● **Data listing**
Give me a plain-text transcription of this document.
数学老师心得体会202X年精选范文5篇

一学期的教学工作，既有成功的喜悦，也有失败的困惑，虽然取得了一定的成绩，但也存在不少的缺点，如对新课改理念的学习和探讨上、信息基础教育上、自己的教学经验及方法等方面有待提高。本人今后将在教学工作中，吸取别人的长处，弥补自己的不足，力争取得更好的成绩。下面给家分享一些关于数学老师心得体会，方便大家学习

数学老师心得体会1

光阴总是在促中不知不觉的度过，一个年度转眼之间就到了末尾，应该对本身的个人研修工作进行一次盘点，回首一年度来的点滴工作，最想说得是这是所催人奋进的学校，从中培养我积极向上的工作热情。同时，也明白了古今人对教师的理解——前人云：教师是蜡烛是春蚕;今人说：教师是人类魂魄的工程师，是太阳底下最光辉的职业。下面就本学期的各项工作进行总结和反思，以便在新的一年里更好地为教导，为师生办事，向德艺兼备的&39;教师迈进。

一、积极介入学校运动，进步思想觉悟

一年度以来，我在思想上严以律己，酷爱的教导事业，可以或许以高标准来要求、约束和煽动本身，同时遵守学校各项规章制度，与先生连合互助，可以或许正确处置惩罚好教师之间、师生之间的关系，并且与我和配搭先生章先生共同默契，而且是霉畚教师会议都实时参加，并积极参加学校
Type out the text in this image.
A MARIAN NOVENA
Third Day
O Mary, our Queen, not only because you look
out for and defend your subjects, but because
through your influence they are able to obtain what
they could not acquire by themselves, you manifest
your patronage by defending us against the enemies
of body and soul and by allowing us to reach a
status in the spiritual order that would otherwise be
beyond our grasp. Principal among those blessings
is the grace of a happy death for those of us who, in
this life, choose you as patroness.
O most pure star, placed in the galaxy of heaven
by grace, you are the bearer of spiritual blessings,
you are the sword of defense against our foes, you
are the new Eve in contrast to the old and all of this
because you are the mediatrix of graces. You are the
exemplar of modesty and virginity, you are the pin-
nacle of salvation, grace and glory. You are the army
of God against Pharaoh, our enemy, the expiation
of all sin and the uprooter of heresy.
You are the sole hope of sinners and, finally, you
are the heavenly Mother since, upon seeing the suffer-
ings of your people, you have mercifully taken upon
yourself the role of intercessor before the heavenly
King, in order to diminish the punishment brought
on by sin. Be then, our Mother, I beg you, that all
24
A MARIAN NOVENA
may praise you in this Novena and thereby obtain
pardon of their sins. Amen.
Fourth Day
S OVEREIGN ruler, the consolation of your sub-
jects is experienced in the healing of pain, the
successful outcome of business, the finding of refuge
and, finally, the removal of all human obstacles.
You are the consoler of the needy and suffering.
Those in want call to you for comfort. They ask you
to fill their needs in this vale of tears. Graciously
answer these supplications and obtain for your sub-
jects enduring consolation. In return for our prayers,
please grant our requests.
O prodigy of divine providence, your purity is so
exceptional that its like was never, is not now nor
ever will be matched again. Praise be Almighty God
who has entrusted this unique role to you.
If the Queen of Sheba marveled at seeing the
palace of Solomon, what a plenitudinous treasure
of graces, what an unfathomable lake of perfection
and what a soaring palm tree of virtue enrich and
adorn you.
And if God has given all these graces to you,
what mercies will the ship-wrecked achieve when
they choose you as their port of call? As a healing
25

● **TO BE DONE**
From the entries above, copy each line holding "these".

● **OUTPUT OF THE EXERCISE**
answer these supplications and obtain for your sub-
And if God has given all these graces to you,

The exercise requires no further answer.